◆ **DATA PROVIDED**
%%
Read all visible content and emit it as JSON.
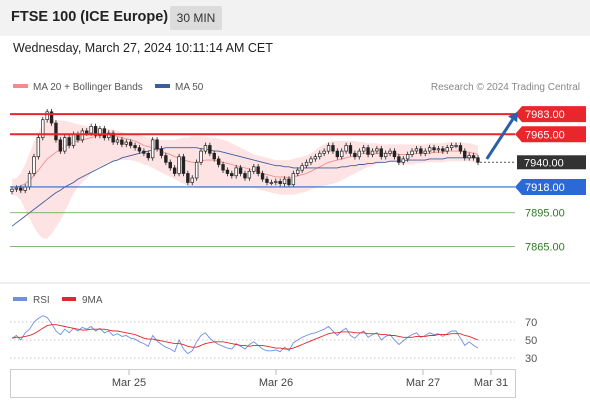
{
  "header": {
    "title": "FTSE 100 (ICE Europe)",
    "timeframe": "30 MIN",
    "datetime": "Wednesday, March 27, 2024 10:11:14 AM CET"
  },
  "legend": {
    "ma20_label": "MA 20 + Bollinger Bands",
    "ma50_label": "MA 50",
    "credit": "Research © 2024 Trading Central"
  },
  "colors": {
    "up_candle": "#ffffff",
    "down_candle": "#222222",
    "band_fill": "#fde3e3",
    "ma20": "#f28c8c",
    "ma50": "#3f5d9c",
    "resistance": "#e8262b",
    "support_blue": "#2b6ad6",
    "target_green": "#5aa34a",
    "arrow": "#2b5fa8",
    "rsi": "#6f8fe0",
    "rsi_ma": "#e0282d"
  },
  "chart_data": [
    {
      "type": "candlestick",
      "title": "FTSE 100 (ICE Europe)",
      "timeframe": "30 MIN",
      "x_tick_labels": [
        "Mar 25",
        "Mar 26",
        "Mar 27",
        "Mar 31"
      ],
      "ylim": [
        7835,
        7992
      ],
      "levels": [
        {
          "label": "7983.00",
          "value": 7983,
          "kind": "resistance",
          "color": "#e8262b"
        },
        {
          "label": "7965.00",
          "value": 7965,
          "kind": "resistance",
          "color": "#e8262b"
        },
        {
          "label": "7940.00",
          "value": 7940,
          "kind": "last",
          "color": "#333333"
        },
        {
          "label": "7918.00",
          "value": 7918,
          "kind": "support",
          "color": "#2b6ad6"
        },
        {
          "label": "7895.00",
          "value": 7895,
          "kind": "target",
          "color": "#5aa34a"
        },
        {
          "label": "7865.00",
          "value": 7865,
          "kind": "target",
          "color": "#5aa34a"
        }
      ],
      "arrow": {
        "from": [
          108,
          7943
        ],
        "to": [
          115,
          7985
        ]
      },
      "closes": [
        7916,
        7917,
        7915,
        7918,
        7930,
        7945,
        7962,
        7978,
        7985,
        7975,
        7960,
        7950,
        7962,
        7955,
        7965,
        7960,
        7968,
        7966,
        7972,
        7964,
        7970,
        7962,
        7966,
        7958,
        7960,
        7956,
        7958,
        7955,
        7953,
        7950,
        7948,
        7944,
        7960,
        7952,
        7946,
        7940,
        7935,
        7930,
        7945,
        7930,
        7922,
        7926,
        7940,
        7950,
        7955,
        7948,
        7943,
        7938,
        7933,
        7930,
        7928,
        7935,
        7930,
        7926,
        7932,
        7936,
        7930,
        7925,
        7922,
        7922,
        7923,
        7921,
        7925,
        7920,
        7930,
        7933,
        7937,
        7940,
        7943,
        7945,
        7948,
        7950,
        7955,
        7950,
        7945,
        7950,
        7955,
        7948,
        7945,
        7950,
        7953,
        7947,
        7950,
        7952,
        7945,
        7948,
        7950,
        7945,
        7940,
        7943,
        7947,
        7950,
        7952,
        7948,
        7950,
        7953,
        7951,
        7952,
        7950,
        7953,
        7955,
        7955,
        7950,
        7944,
        7946,
        7944,
        7940
      ],
      "ma20": [
        7918,
        7918,
        7919,
        7921,
        7924,
        7928,
        7933,
        7938,
        7943,
        7946,
        7949,
        7951,
        7954,
        7956,
        7958,
        7959,
        7960,
        7961,
        7962,
        7963,
        7964,
        7964,
        7964,
        7964,
        7963,
        7962,
        7961,
        7960,
        7959,
        7957,
        7955,
        7954,
        7953,
        7952,
        7950,
        7948,
        7947,
        7945,
        7944,
        7942,
        7941,
        7940,
        7940,
        7941,
        7942,
        7942,
        7942,
        7941,
        7940,
        7939,
        7938,
        7937,
        7936,
        7935,
        7934,
        7933,
        7932,
        7930,
        7929,
        7928,
        7927,
        7927,
        7927,
        7926,
        7927,
        7928,
        7929,
        7930,
        7932,
        7934,
        7936,
        7938,
        7940,
        7941,
        7942,
        7943,
        7944,
        7945,
        7946,
        7947,
        7948,
        7948,
        7948,
        7948,
        7948,
        7948,
        7948,
        7948,
        7947,
        7947,
        7947,
        7947,
        7948,
        7948,
        7948,
        7948,
        7949,
        7949,
        7949,
        7950,
        7950,
        7950,
        7950,
        7949,
        7949,
        7948,
        7947
      ],
      "bb_upper": [
        7925,
        7926,
        7930,
        7938,
        7948,
        7958,
        7967,
        7974,
        7978,
        7979,
        7978,
        7977,
        7977,
        7976,
        7975,
        7974,
        7973,
        7972,
        7972,
        7971,
        7971,
        7970,
        7970,
        7969,
        7968,
        7967,
        7966,
        7965,
        7965,
        7964,
        7963,
        7962,
        7962,
        7961,
        7960,
        7960,
        7960,
        7960,
        7961,
        7962,
        7962,
        7963,
        7963,
        7963,
        7963,
        7962,
        7962,
        7961,
        7960,
        7959,
        7957,
        7955,
        7953,
        7951,
        7949,
        7947,
        7946,
        7945,
        7944,
        7943,
        7942,
        7942,
        7942,
        7942,
        7943,
        7944,
        7945,
        7946,
        7948,
        7951,
        7954,
        7956,
        7958,
        7959,
        7959,
        7959,
        7959,
        7959,
        7959,
        7958,
        7958,
        7957,
        7957,
        7957,
        7956,
        7956,
        7956,
        7956,
        7956,
        7956,
        7956,
        7956,
        7956,
        7956,
        7956,
        7957,
        7957,
        7957,
        7957,
        7958,
        7958,
        7958,
        7958,
        7957,
        7957,
        7956,
        7955
      ],
      "bb_lower": [
        7911,
        7910,
        7906,
        7898,
        7890,
        7882,
        7876,
        7872,
        7872,
        7876,
        7882,
        7888,
        7896,
        7904,
        7912,
        7918,
        7922,
        7926,
        7930,
        7934,
        7936,
        7938,
        7940,
        7941,
        7942,
        7942,
        7942,
        7942,
        7941,
        7940,
        7938,
        7937,
        7935,
        7933,
        7931,
        7929,
        7927,
        7925,
        7923,
        7921,
        7919,
        7918,
        7917,
        7917,
        7917,
        7917,
        7917,
        7917,
        7917,
        7917,
        7917,
        7917,
        7917,
        7917,
        7917,
        7917,
        7916,
        7915,
        7914,
        7913,
        7912,
        7911,
        7911,
        7911,
        7911,
        7912,
        7913,
        7914,
        7916,
        7917,
        7918,
        7919,
        7920,
        7921,
        7922,
        7924,
        7926,
        7928,
        7930,
        7932,
        7934,
        7936,
        7937,
        7938,
        7939,
        7940,
        7940,
        7940,
        7939,
        7938,
        7938,
        7938,
        7939,
        7939,
        7940,
        7940,
        7940,
        7940,
        7940,
        7941,
        7941,
        7941,
        7941,
        7941,
        7941,
        7940,
        7939
      ],
      "ma50": [
        7883,
        7886,
        7889,
        7892,
        7895,
        7898,
        7901,
        7904,
        7907,
        7910,
        7913,
        7915,
        7918,
        7920,
        7922,
        7925,
        7927,
        7929,
        7931,
        7933,
        7935,
        7937,
        7939,
        7941,
        7942,
        7944,
        7945,
        7946,
        7947,
        7948,
        7949,
        7950,
        7951,
        7952,
        7952,
        7953,
        7953,
        7953,
        7953,
        7953,
        7953,
        7953,
        7953,
        7952,
        7952,
        7951,
        7950,
        7950,
        7949,
        7948,
        7947,
        7946,
        7945,
        7944,
        7943,
        7942,
        7941,
        7940,
        7939,
        7938,
        7937,
        7937,
        7936,
        7936,
        7935,
        7935,
        7935,
        7935,
        7935,
        7935,
        7935,
        7935,
        7935,
        7935,
        7935,
        7936,
        7936,
        7937,
        7937,
        7938,
        7938,
        7939,
        7939,
        7940,
        7940,
        7940,
        7941,
        7941,
        7941,
        7941,
        7942,
        7942,
        7942,
        7942,
        7942,
        7943,
        7943,
        7943,
        7943,
        7944,
        7944,
        7944,
        7944,
        7944,
        7944,
        7944,
        7944
      ],
      "legend": [
        "MA 20 + Bollinger Bands",
        "MA 50"
      ]
    },
    {
      "type": "line",
      "title": "RSI",
      "ylim": [
        20,
        80
      ],
      "y_ticks": [
        70,
        50,
        30
      ],
      "series": [
        {
          "name": "RSI",
          "color": "#6f8fe0",
          "values": [
            52,
            55,
            50,
            58,
            62,
            70,
            74,
            77,
            75,
            68,
            60,
            56,
            62,
            58,
            63,
            60,
            64,
            62,
            65,
            60,
            63,
            58,
            60,
            55,
            57,
            54,
            55,
            52,
            51,
            48,
            46,
            43,
            55,
            49,
            45,
            42,
            40,
            37,
            50,
            40,
            35,
            38,
            48,
            55,
            58,
            52,
            48,
            45,
            43,
            41,
            40,
            46,
            43,
            40,
            45,
            48,
            44,
            40,
            38,
            38,
            39,
            37,
            42,
            38,
            47,
            50,
            53,
            55,
            57,
            58,
            60,
            62,
            65,
            60,
            55,
            60,
            63,
            55,
            52,
            57,
            60,
            53,
            56,
            58,
            50,
            54,
            56,
            50,
            45,
            49,
            53,
            56,
            58,
            53,
            55,
            58,
            56,
            57,
            54,
            57,
            60,
            60,
            52,
            44,
            48,
            44,
            41
          ]
        },
        {
          "name": "9MA",
          "color": "#e0282d",
          "values": [
            52,
            53,
            53,
            54,
            55,
            57,
            60,
            63,
            66,
            67,
            67,
            66,
            65,
            64,
            63,
            62,
            61,
            61,
            62,
            62,
            62,
            62,
            61,
            60,
            60,
            59,
            58,
            57,
            56,
            54,
            52,
            51,
            51,
            50,
            49,
            48,
            47,
            46,
            46,
            45,
            43,
            42,
            42,
            44,
            46,
            47,
            48,
            48,
            48,
            47,
            46,
            45,
            44,
            44,
            43,
            44,
            44,
            44,
            43,
            42,
            41,
            41,
            40,
            40,
            41,
            43,
            45,
            47,
            49,
            51,
            53,
            55,
            57,
            58,
            58,
            59,
            59,
            59,
            58,
            58,
            58,
            57,
            57,
            57,
            56,
            56,
            55,
            55,
            54,
            53,
            53,
            53,
            54,
            54,
            54,
            55,
            55,
            56,
            56,
            56,
            57,
            57,
            57,
            55,
            54,
            52,
            50
          ]
        }
      ]
    }
  ]
}
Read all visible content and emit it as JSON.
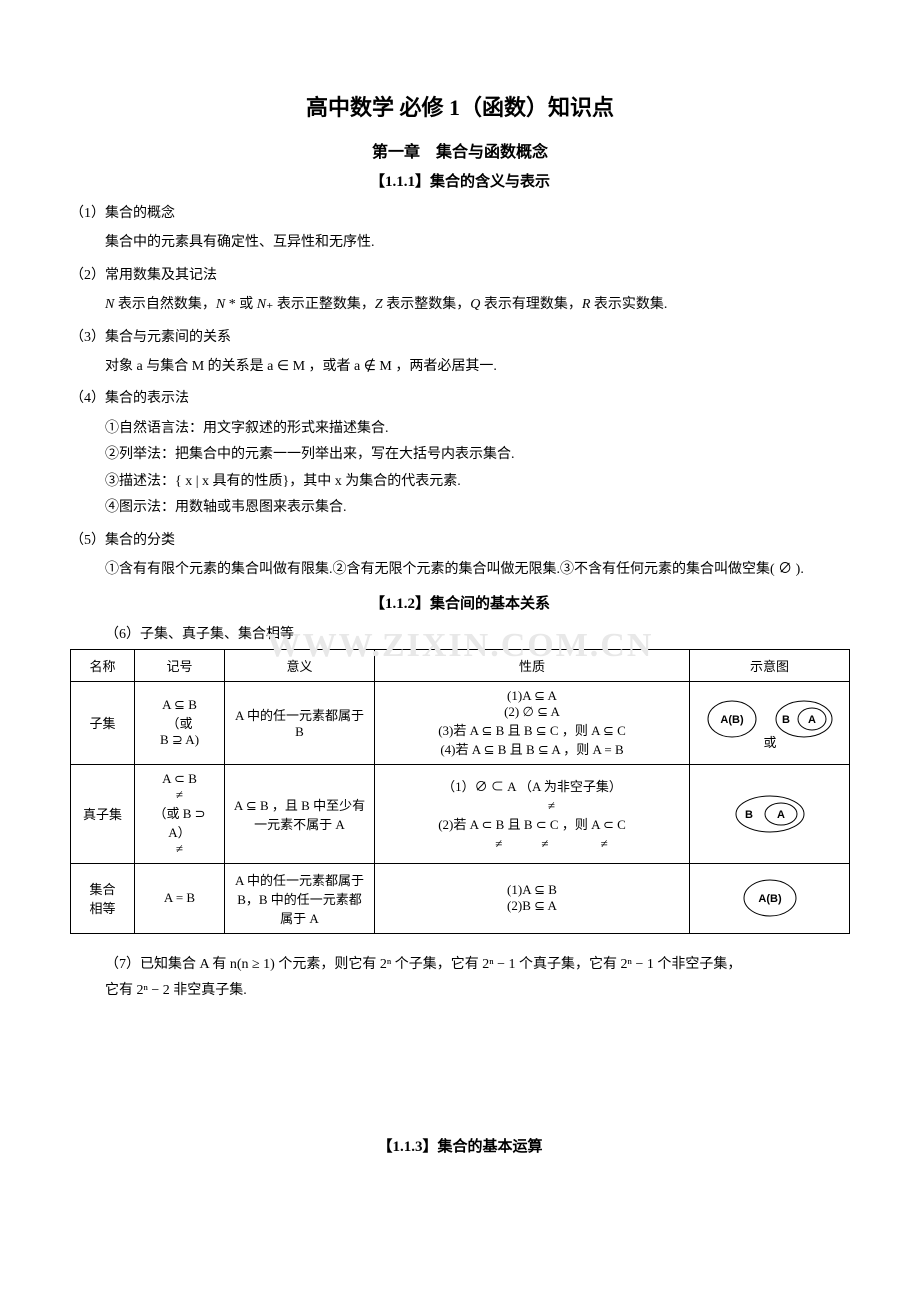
{
  "title": "高中数学 必修 1（函数）知识点",
  "chapter": "第一章　集合与函数概念",
  "section111": "【1.1.1】集合的含义与表示",
  "p1_label": "（1）集合的概念",
  "p1_text": "集合中的元素具有确定性、互异性和无序性.",
  "p2_label": "（2）常用数集及其记法",
  "p2_text_1": "N",
  "p2_text_2": " 表示自然数集，",
  "p2_text_3": "N",
  "p2_text_4": " * 或 ",
  "p2_text_5": "N",
  "p2_text_6": "₊ 表示正整数集，",
  "p2_text_7": "Z",
  "p2_text_8": " 表示整数集，",
  "p2_text_9": "Q",
  "p2_text_10": " 表示有理数集，",
  "p2_text_11": "R",
  "p2_text_12": " 表示实数集.",
  "p3_label": "（3）集合与元素间的关系",
  "p3_text": "对象 a 与集合 M 的关系是 a ∈ M ，或者 a ∉ M ，两者必居其一.",
  "p4_label": "（4）集合的表示法",
  "p4_1": "①自然语言法：用文字叙述的形式来描述集合.",
  "p4_2": "②列举法：把集合中的元素一一列举出来，写在大括号内表示集合.",
  "p4_3": "③描述法：{ x | x 具有的性质}，其中 x 为集合的代表元素.",
  "p4_4": "④图示法：用数轴或韦恩图来表示集合.",
  "p5_label": "（5）集合的分类",
  "p5_text": "①含有有限个元素的集合叫做有限集.②含有无限个元素的集合叫做无限集.③不含有任何元素的集合叫做空集( ∅ ).",
  "section112": "【1.1.2】集合间的基本关系",
  "p6_label": "（6）子集、真子集、集合相等",
  "watermark": "WWW.ZIXIN.COM.CN",
  "table": {
    "headers": [
      "名称",
      "记号",
      "意义",
      "性质",
      "示意图"
    ],
    "rows": [
      {
        "name": "子集",
        "symbol": "A ⊆ B\n（或\nB ⊇ A)",
        "meaning": "A 中的任一元素都属于 B",
        "props": "(1)A ⊆ A\n(2) ∅ ⊆ A\n(3)若 A ⊆ B 且 B ⊆ C ，则 A ⊆ C\n(4)若 A ⊆ B 且 B ⊆ A ，则 A = B",
        "diagram": "subset",
        "diag_caption": "或"
      },
      {
        "name": "真子集",
        "symbol": "A ⊂ B\n≠\n（或 B ⊃ A）\n≠",
        "meaning": "A ⊆ B ，且 B 中至少有一元素不属于 A",
        "props": "（1）∅ ⊂ A （A 为非空子集）\n　　　≠\n(2)若 A ⊂ B 且 B ⊂ C ，则 A ⊂ C\n　　　≠　　　≠　　　　≠",
        "diagram": "proper"
      },
      {
        "name": "集合\n相等",
        "symbol": "A = B",
        "meaning": "A 中的任一元素都属于 B，B 中的任一元素都属于 A",
        "props": "(1)A ⊆ B\n(2)B ⊆ A",
        "diagram": "equal"
      }
    ]
  },
  "p7_text": "（7）已知集合 A 有 n(n ≥ 1) 个元素，则它有 2ⁿ 个子集，它有 2ⁿ − 1 个真子集，它有 2ⁿ − 1 个非空子集，",
  "p7_text2": "它有 2ⁿ − 2 非空真子集.",
  "section113": "【1.1.3】集合的基本运算",
  "svg": {
    "stroke": "#000000",
    "fill": "#ffffff",
    "label_font": "bold 11px Arial"
  }
}
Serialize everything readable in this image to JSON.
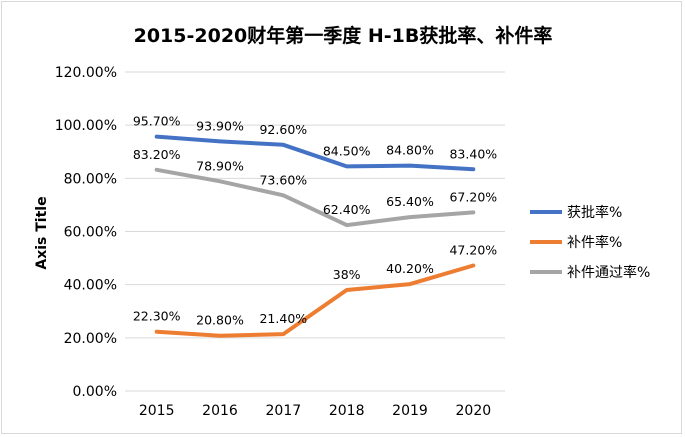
{
  "chart_data": {
    "type": "line",
    "title": "2015-2020财年第一季度 H-1B获批率、补件率",
    "xlabel": "",
    "ylabel": "Axis Title",
    "categories": [
      "2015",
      "2016",
      "2017",
      "2018",
      "2019",
      "2020"
    ],
    "ylim": [
      0,
      120
    ],
    "yticks": [
      "0.00%",
      "20.00%",
      "40.00%",
      "60.00%",
      "80.00%",
      "100.00%",
      "120.00%"
    ],
    "grid": true,
    "legend_position": "right",
    "series": [
      {
        "name": "获批率%",
        "color": "#4472c4",
        "values": [
          95.7,
          93.9,
          92.6,
          84.5,
          84.8,
          83.4
        ],
        "labels": [
          "95.70%",
          "93.90%",
          "92.60%",
          "84.50%",
          "84.80%",
          "83.40%"
        ]
      },
      {
        "name": "补件率%",
        "color": "#ed7d31",
        "values": [
          22.3,
          20.8,
          21.4,
          38,
          40.2,
          47.2
        ],
        "labels": [
          "22.30%",
          "20.80%",
          "21.40%",
          "38%",
          "40.20%",
          "47.20%"
        ]
      },
      {
        "name": "补件通过率%",
        "color": "#a5a5a5",
        "values": [
          83.2,
          78.9,
          73.6,
          62.4,
          65.4,
          67.2
        ],
        "labels": [
          "83.20%",
          "78.90%",
          "73.60%",
          "62.40%",
          "65.40%",
          "67.20%"
        ]
      }
    ]
  }
}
%%
Give back, word for word, the lines from the line that contains "Serialize everything readable" through the last line of the records, with no pictures and nothing else.

Serialize everything readable in this image to JSON.
{
  "chart_data": {
    "type": "line",
    "title": "2015-2020财年第一季度 H-1B获批率、补件率",
    "xlabel": "",
    "ylabel": "Axis Title",
    "categories": [
      "2015",
      "2016",
      "2017",
      "2018",
      "2019",
      "2020"
    ],
    "ylim": [
      0,
      120
    ],
    "yticks": [
      "0.00%",
      "20.00%",
      "40.00%",
      "60.00%",
      "80.00%",
      "100.00%",
      "120.00%"
    ],
    "grid": true,
    "legend_position": "right",
    "series": [
      {
        "name": "获批率%",
        "color": "#4472c4",
        "values": [
          95.7,
          93.9,
          92.6,
          84.5,
          84.8,
          83.4
        ],
        "labels": [
          "95.70%",
          "93.90%",
          "92.60%",
          "84.50%",
          "84.80%",
          "83.40%"
        ]
      },
      {
        "name": "补件率%",
        "color": "#ed7d31",
        "values": [
          22.3,
          20.8,
          21.4,
          38,
          40.2,
          47.2
        ],
        "labels": [
          "22.30%",
          "20.80%",
          "21.40%",
          "38%",
          "40.20%",
          "47.20%"
        ]
      },
      {
        "name": "补件通过率%",
        "color": "#a5a5a5",
        "values": [
          83.2,
          78.9,
          73.6,
          62.4,
          65.4,
          67.2
        ],
        "labels": [
          "83.20%",
          "78.90%",
          "73.60%",
          "62.40%",
          "65.40%",
          "67.20%"
        ]
      }
    ]
  }
}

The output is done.